(Entries from a dataset)
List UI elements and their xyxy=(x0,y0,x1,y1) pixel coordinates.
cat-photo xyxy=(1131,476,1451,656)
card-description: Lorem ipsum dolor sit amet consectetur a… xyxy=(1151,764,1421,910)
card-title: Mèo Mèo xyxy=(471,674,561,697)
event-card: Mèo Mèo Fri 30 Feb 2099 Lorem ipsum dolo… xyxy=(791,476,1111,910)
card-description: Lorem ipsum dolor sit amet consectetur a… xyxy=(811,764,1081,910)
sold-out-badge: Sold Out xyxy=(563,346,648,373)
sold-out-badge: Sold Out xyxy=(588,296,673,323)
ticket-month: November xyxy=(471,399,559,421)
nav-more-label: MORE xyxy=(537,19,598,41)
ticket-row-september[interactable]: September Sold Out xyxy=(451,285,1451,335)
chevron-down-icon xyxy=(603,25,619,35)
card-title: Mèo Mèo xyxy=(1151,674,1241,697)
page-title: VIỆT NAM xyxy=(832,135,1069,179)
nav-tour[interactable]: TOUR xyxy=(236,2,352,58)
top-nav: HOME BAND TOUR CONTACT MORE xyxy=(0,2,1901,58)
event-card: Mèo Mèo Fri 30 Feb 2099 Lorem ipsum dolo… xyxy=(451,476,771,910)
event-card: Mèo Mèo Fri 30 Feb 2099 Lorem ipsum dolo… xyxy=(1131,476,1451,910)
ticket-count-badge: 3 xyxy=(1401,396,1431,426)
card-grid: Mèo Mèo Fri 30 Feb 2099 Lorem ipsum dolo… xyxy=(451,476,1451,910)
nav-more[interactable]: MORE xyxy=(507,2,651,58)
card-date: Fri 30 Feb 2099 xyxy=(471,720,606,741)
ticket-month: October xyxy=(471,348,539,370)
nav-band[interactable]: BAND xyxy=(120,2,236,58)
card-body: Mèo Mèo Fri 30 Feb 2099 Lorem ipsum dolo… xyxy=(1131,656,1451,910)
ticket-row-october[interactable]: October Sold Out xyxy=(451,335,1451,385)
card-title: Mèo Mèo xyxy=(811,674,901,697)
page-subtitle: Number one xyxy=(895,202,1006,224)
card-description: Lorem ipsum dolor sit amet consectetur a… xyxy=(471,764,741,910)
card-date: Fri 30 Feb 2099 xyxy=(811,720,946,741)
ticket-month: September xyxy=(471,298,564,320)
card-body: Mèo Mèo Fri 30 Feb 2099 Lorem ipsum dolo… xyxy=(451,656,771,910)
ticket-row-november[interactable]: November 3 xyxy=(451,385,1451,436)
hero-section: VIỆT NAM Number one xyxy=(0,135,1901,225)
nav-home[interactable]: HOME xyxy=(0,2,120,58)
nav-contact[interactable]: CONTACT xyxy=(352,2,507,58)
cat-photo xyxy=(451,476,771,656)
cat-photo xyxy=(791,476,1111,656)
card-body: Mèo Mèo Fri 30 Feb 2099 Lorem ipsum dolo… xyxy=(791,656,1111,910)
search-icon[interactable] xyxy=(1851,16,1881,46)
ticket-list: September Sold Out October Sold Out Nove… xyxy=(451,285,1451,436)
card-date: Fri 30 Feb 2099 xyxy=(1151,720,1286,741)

Task requirements => Report each line of the listing above that contains the word "Number".

Exercise response =>
page-subtitle: Number one xyxy=(895,202,1006,224)
hero-section: VIỆT NAM Number one xyxy=(0,135,1901,225)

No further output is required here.